= WHAT YOU SHOULD DO =
Copy out the entries below precisely; nothing is to be omitted.
** START DATA LINES **
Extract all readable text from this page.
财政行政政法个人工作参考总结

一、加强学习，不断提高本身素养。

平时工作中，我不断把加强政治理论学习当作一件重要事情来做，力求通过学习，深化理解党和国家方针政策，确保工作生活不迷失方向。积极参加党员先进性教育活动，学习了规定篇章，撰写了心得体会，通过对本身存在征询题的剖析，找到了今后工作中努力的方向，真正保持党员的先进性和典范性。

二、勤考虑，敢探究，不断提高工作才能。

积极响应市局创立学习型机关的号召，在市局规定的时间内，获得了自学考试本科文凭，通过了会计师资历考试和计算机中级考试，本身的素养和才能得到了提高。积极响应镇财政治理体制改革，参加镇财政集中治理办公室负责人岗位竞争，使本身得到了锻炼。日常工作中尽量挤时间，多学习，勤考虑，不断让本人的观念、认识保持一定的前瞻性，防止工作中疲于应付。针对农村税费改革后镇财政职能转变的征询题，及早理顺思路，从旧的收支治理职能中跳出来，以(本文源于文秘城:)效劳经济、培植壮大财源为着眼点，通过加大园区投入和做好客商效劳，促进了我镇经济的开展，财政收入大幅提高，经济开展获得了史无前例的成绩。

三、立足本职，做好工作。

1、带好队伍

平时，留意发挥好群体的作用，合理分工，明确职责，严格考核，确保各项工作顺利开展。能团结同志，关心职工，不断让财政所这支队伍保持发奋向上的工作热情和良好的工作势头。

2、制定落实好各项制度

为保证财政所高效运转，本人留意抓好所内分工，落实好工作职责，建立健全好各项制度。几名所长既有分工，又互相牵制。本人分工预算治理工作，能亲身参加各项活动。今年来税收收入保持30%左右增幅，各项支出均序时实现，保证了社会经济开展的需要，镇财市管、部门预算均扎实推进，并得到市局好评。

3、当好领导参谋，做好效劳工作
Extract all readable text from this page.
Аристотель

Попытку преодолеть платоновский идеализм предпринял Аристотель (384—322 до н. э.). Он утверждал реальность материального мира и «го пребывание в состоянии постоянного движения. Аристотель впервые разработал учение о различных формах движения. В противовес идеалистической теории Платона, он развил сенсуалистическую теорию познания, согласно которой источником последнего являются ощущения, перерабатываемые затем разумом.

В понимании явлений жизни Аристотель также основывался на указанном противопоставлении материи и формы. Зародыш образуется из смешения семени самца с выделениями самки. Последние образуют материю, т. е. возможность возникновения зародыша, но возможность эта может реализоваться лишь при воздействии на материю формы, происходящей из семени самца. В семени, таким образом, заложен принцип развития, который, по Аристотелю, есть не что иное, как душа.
** END DATA LINES **
= WRITTEN SOLUTION =
Extract all readable text from this page.
财政行政政法个人工作参考总结

一、加强学习，不断提高本身素养。

平时工作中，我不断把加强政治理论学习当作一件重要事情来做，力求通过学习，深化理解党和国家方针政策，确保工作生活不迷失方向。积极参加党员先进性教育活动，学习了规定篇章，撰写了心得体会，通过对本身存在征询题的剖析，找到了今后工作中努力的方向，真正保持党员的先进性和典范性。

二、勤考虑，敢探究，不断提高工作才能。

积极响应市局创立学习型机关的号召，在市局规定的时间内，获得了自学考试本科文凭，通过了会计师资历考试和计算机中级考试，本身的素养和才能得到了提高。积极响应镇财政治理体制改革，参加镇财政集中治理办公室负责人岗位竞争，使本身得到了锻炼。日常工作中尽量挤时间，多学习，勤考虑，不断让本人的观念、认识保持一定的前瞻性，防止工作中疲于应付。针对农村税费改革后镇财政职能转变的征询题，及早理顺思路，从旧的收支治理职能中跳出来，以(本文源于文秘城:)效劳经济、培植壮大财源为着眼点，通过加大园区投入和做好客商效劳，促进了我镇经济的开展，财政收入大幅提高，经济开展获得了史无前例的成绩。

三、立足本职，做好工作。

1、带好队伍

平时，留意发挥好群体的作用，合理分工，明确职责，严格考核，确保各项工作顺利开展。能团结同志，关心职工，不断让财政所这支队伍保持发奋向上的工作热情和良好的工作势头。

2、制定落实好各项制度

为保证财政所高效运转，本人留意抓好所内分工，落实好工作职责，建立健全好各项制度。几名所长既有分工，又互相牵制。本人分工预算治理工作，能亲身参加各项活动。今年来税收收入保持30%左右增幅，各项支出均序时实现，保证了社会经济开展的需要，镇财市管、部门预算均扎实推进，并得到市局好评。

3、当好领导参谋，做好效劳工作
Extract all readable text from this page.
Аристотель

Попытку преодолеть платоновский идеализм предпринял Аристотель (384—322 до н. э.). Он утверждал реальность материального мира и «го пребывание в состоянии постоянного движения. Аристотель впервые разработал учение о различных формах движения. В противовес идеалистической теории Платона, он развил сенсуалистическую теорию познания, согласно которой источником последнего являются ощущения, перерабатываемые затем разумом.

В понимании явлений жизни Аристотель также основывался на указанном противопоставлении материи и формы. Зародыш образуется из смешения семени самца с выделениями самки. Последние образуют материю, т. е. возможность возникновения зародыша, но возможность эта может реализоваться лишь при воздействии на материю формы, происходящей из семени самца. В семени, таким образом, заложен принцип развития, который, по Аристотелю, есть не что иное, как душа.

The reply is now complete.